JOB
Leave out the images and repeat the listing below without a single change.
▽
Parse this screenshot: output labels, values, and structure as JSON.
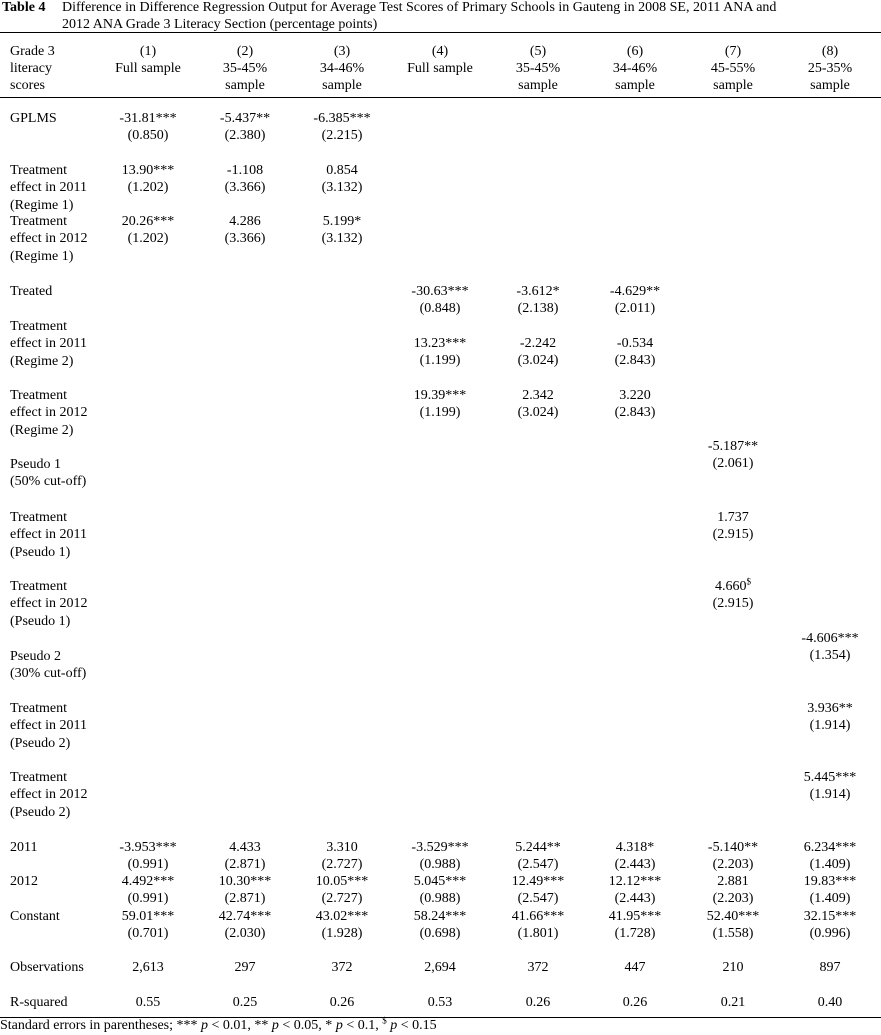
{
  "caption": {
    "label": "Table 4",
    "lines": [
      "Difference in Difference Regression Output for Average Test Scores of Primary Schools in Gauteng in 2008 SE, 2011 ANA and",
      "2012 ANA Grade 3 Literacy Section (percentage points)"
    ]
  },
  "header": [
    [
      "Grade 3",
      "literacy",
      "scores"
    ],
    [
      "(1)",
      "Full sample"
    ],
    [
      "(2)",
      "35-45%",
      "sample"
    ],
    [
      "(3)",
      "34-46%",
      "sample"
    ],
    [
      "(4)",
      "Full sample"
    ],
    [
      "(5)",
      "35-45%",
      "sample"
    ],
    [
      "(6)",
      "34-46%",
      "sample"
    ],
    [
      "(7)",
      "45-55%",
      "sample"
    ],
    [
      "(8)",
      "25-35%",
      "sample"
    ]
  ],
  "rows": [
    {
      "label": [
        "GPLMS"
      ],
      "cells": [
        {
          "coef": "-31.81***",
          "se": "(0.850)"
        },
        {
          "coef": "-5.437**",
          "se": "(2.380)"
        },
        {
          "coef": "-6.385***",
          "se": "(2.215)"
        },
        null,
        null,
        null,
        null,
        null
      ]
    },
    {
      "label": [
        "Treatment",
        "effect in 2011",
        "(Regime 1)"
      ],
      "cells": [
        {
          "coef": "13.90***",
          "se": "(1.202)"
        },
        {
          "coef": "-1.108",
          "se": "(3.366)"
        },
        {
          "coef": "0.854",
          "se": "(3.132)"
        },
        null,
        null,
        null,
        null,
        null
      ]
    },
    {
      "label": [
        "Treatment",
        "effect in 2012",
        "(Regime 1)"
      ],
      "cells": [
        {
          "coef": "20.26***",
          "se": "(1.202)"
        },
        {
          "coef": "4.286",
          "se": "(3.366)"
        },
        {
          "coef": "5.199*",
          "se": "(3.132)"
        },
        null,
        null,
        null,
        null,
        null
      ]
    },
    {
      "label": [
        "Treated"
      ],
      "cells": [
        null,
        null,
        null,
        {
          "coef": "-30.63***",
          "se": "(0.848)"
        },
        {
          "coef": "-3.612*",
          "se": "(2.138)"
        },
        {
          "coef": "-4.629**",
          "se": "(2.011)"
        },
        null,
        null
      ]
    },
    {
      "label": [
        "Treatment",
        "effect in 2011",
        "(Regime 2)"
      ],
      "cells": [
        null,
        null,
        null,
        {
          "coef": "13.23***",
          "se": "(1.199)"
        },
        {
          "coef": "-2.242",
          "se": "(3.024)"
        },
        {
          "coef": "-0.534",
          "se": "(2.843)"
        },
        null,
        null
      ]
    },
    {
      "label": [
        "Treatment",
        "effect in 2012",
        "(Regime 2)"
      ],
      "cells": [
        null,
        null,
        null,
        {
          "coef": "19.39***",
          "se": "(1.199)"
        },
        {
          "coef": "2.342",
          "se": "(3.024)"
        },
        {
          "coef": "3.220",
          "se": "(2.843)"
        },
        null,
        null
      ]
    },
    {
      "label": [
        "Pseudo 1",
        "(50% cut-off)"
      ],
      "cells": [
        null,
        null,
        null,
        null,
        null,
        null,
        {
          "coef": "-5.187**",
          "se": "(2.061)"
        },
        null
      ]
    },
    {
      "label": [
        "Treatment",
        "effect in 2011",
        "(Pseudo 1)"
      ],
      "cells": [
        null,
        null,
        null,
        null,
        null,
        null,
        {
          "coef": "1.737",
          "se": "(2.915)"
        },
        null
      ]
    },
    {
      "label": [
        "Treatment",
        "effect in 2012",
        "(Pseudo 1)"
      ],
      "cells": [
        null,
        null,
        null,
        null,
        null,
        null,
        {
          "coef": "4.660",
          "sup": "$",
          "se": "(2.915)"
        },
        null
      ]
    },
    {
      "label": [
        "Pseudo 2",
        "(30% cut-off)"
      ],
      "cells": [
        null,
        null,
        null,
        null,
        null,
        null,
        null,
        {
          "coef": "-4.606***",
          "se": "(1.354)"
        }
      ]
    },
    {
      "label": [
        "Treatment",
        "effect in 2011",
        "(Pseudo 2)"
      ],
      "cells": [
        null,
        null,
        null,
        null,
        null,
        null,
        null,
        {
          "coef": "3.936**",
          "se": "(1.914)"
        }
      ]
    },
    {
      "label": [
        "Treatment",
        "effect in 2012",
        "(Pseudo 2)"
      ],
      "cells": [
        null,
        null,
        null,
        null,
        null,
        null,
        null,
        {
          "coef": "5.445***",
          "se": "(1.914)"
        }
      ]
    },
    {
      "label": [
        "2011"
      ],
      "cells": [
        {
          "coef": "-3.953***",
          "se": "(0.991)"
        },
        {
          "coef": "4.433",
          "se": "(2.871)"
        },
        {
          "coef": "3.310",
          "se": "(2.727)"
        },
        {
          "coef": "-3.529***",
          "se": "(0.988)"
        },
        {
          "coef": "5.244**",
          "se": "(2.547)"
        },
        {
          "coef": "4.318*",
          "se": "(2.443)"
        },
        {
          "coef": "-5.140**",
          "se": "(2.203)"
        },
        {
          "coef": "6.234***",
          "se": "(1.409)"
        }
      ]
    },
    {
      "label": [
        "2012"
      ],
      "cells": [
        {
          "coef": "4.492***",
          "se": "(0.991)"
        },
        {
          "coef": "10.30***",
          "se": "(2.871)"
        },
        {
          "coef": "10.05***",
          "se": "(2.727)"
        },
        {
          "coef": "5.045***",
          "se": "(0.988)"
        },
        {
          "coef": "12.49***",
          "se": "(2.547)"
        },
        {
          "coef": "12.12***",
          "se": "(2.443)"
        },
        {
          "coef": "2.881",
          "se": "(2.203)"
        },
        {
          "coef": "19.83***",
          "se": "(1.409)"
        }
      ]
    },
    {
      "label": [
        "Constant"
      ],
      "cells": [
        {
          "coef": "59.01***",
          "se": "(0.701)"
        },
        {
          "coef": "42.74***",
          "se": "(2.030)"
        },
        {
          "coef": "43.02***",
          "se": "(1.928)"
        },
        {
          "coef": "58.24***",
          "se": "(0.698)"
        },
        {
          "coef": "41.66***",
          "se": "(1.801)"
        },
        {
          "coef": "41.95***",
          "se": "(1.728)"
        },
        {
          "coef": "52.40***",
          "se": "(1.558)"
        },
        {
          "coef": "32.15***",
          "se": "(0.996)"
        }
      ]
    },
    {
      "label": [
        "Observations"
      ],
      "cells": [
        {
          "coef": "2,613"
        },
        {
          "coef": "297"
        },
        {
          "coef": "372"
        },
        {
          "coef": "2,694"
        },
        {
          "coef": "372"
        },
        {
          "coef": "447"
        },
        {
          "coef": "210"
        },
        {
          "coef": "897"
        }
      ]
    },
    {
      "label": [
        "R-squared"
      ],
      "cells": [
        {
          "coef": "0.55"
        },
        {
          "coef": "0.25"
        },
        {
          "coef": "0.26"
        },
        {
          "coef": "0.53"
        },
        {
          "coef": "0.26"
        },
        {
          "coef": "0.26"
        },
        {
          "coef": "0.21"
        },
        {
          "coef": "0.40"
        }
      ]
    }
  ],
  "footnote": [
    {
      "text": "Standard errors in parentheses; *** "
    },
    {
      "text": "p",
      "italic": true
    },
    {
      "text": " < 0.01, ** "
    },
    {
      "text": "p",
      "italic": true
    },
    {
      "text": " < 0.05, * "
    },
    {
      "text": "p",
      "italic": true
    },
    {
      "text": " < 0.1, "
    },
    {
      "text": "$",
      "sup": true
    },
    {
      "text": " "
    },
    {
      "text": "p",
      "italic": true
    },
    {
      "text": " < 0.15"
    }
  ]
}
△
WRITTEN ANSWER
Parse this screenshot: output labels, values, and structure as JSON.
{
  "caption": {
    "label": "Table 4",
    "lines": [
      "Difference in Difference Regression Output for Average Test Scores of Primary Schools in Gauteng in 2008 SE, 2011 ANA and",
      "2012 ANA Grade 3 Literacy Section (percentage points)"
    ]
  },
  "header": [
    [
      "Grade 3",
      "literacy",
      "scores"
    ],
    [
      "(1)",
      "Full sample"
    ],
    [
      "(2)",
      "35-45%",
      "sample"
    ],
    [
      "(3)",
      "34-46%",
      "sample"
    ],
    [
      "(4)",
      "Full sample"
    ],
    [
      "(5)",
      "35-45%",
      "sample"
    ],
    [
      "(6)",
      "34-46%",
      "sample"
    ],
    [
      "(7)",
      "45-55%",
      "sample"
    ],
    [
      "(8)",
      "25-35%",
      "sample"
    ]
  ],
  "rows": [
    {
      "label": [
        "GPLMS"
      ],
      "cells": [
        {
          "coef": "-31.81***",
          "se": "(0.850)"
        },
        {
          "coef": "-5.437**",
          "se": "(2.380)"
        },
        {
          "coef": "-6.385***",
          "se": "(2.215)"
        },
        null,
        null,
        null,
        null,
        null
      ]
    },
    {
      "label": [
        "Treatment",
        "effect in 2011",
        "(Regime 1)"
      ],
      "cells": [
        {
          "coef": "13.90***",
          "se": "(1.202)"
        },
        {
          "coef": "-1.108",
          "se": "(3.366)"
        },
        {
          "coef": "0.854",
          "se": "(3.132)"
        },
        null,
        null,
        null,
        null,
        null
      ]
    },
    {
      "label": [
        "Treatment",
        "effect in 2012",
        "(Regime 1)"
      ],
      "cells": [
        {
          "coef": "20.26***",
          "se": "(1.202)"
        },
        {
          "coef": "4.286",
          "se": "(3.366)"
        },
        {
          "coef": "5.199*",
          "se": "(3.132)"
        },
        null,
        null,
        null,
        null,
        null
      ]
    },
    {
      "label": [
        "Treated"
      ],
      "cells": [
        null,
        null,
        null,
        {
          "coef": "-30.63***",
          "se": "(0.848)"
        },
        {
          "coef": "-3.612*",
          "se": "(2.138)"
        },
        {
          "coef": "-4.629**",
          "se": "(2.011)"
        },
        null,
        null
      ]
    },
    {
      "label": [
        "Treatment",
        "effect in 2011",
        "(Regime 2)"
      ],
      "cells": [
        null,
        null,
        null,
        {
          "coef": "13.23***",
          "se": "(1.199)"
        },
        {
          "coef": "-2.242",
          "se": "(3.024)"
        },
        {
          "coef": "-0.534",
          "se": "(2.843)"
        },
        null,
        null
      ]
    },
    {
      "label": [
        "Treatment",
        "effect in 2012",
        "(Regime 2)"
      ],
      "cells": [
        null,
        null,
        null,
        {
          "coef": "19.39***",
          "se": "(1.199)"
        },
        {
          "coef": "2.342",
          "se": "(3.024)"
        },
        {
          "coef": "3.220",
          "se": "(2.843)"
        },
        null,
        null
      ]
    },
    {
      "label": [
        "Pseudo 1",
        "(50% cut-off)"
      ],
      "cells": [
        null,
        null,
        null,
        null,
        null,
        null,
        {
          "coef": "-5.187**",
          "se": "(2.061)"
        },
        null
      ]
    },
    {
      "label": [
        "Treatment",
        "effect in 2011",
        "(Pseudo 1)"
      ],
      "cells": [
        null,
        null,
        null,
        null,
        null,
        null,
        {
          "coef": "1.737",
          "se": "(2.915)"
        },
        null
      ]
    },
    {
      "label": [
        "Treatment",
        "effect in 2012",
        "(Pseudo 1)"
      ],
      "cells": [
        null,
        null,
        null,
        null,
        null,
        null,
        {
          "coef": "4.660",
          "sup": "$",
          "se": "(2.915)"
        },
        null
      ]
    },
    {
      "label": [
        "Pseudo 2",
        "(30% cut-off)"
      ],
      "cells": [
        null,
        null,
        null,
        null,
        null,
        null,
        null,
        {
          "coef": "-4.606***",
          "se": "(1.354)"
        }
      ]
    },
    {
      "label": [
        "Treatment",
        "effect in 2011",
        "(Pseudo 2)"
      ],
      "cells": [
        null,
        null,
        null,
        null,
        null,
        null,
        null,
        {
          "coef": "3.936**",
          "se": "(1.914)"
        }
      ]
    },
    {
      "label": [
        "Treatment",
        "effect in 2012",
        "(Pseudo 2)"
      ],
      "cells": [
        null,
        null,
        null,
        null,
        null,
        null,
        null,
        {
          "coef": "5.445***",
          "se": "(1.914)"
        }
      ]
    },
    {
      "label": [
        "2011"
      ],
      "cells": [
        {
          "coef": "-3.953***",
          "se": "(0.991)"
        },
        {
          "coef": "4.433",
          "se": "(2.871)"
        },
        {
          "coef": "3.310",
          "se": "(2.727)"
        },
        {
          "coef": "-3.529***",
          "se": "(0.988)"
        },
        {
          "coef": "5.244**",
          "se": "(2.547)"
        },
        {
          "coef": "4.318*",
          "se": "(2.443)"
        },
        {
          "coef": "-5.140**",
          "se": "(2.203)"
        },
        {
          "coef": "6.234***",
          "se": "(1.409)"
        }
      ]
    },
    {
      "label": [
        "2012"
      ],
      "cells": [
        {
          "coef": "4.492***",
          "se": "(0.991)"
        },
        {
          "coef": "10.30***",
          "se": "(2.871)"
        },
        {
          "coef": "10.05***",
          "se": "(2.727)"
        },
        {
          "coef": "5.045***",
          "se": "(0.988)"
        },
        {
          "coef": "12.49***",
          "se": "(2.547)"
        },
        {
          "coef": "12.12***",
          "se": "(2.443)"
        },
        {
          "coef": "2.881",
          "se": "(2.203)"
        },
        {
          "coef": "19.83***",
          "se": "(1.409)"
        }
      ]
    },
    {
      "label": [
        "Constant"
      ],
      "cells": [
        {
          "coef": "59.01***",
          "se": "(0.701)"
        },
        {
          "coef": "42.74***",
          "se": "(2.030)"
        },
        {
          "coef": "43.02***",
          "se": "(1.928)"
        },
        {
          "coef": "58.24***",
          "se": "(0.698)"
        },
        {
          "coef": "41.66***",
          "se": "(1.801)"
        },
        {
          "coef": "41.95***",
          "se": "(1.728)"
        },
        {
          "coef": "52.40***",
          "se": "(1.558)"
        },
        {
          "coef": "32.15***",
          "se": "(0.996)"
        }
      ]
    },
    {
      "label": [
        "Observations"
      ],
      "cells": [
        {
          "coef": "2,613"
        },
        {
          "coef": "297"
        },
        {
          "coef": "372"
        },
        {
          "coef": "2,694"
        },
        {
          "coef": "372"
        },
        {
          "coef": "447"
        },
        {
          "coef": "210"
        },
        {
          "coef": "897"
        }
      ]
    },
    {
      "label": [
        "R-squared"
      ],
      "cells": [
        {
          "coef": "0.55"
        },
        {
          "coef": "0.25"
        },
        {
          "coef": "0.26"
        },
        {
          "coef": "0.53"
        },
        {
          "coef": "0.26"
        },
        {
          "coef": "0.26"
        },
        {
          "coef": "0.21"
        },
        {
          "coef": "0.40"
        }
      ]
    }
  ],
  "footnote": [
    {
      "text": "Standard errors in parentheses; *** "
    },
    {
      "text": "p",
      "italic": true
    },
    {
      "text": " < 0.01, ** "
    },
    {
      "text": "p",
      "italic": true
    },
    {
      "text": " < 0.05, * "
    },
    {
      "text": "p",
      "italic": true
    },
    {
      "text": " < 0.1, "
    },
    {
      "text": "$",
      "sup": true
    },
    {
      "text": " "
    },
    {
      "text": "p",
      "italic": true
    },
    {
      "text": " < 0.15"
    }
  ]
}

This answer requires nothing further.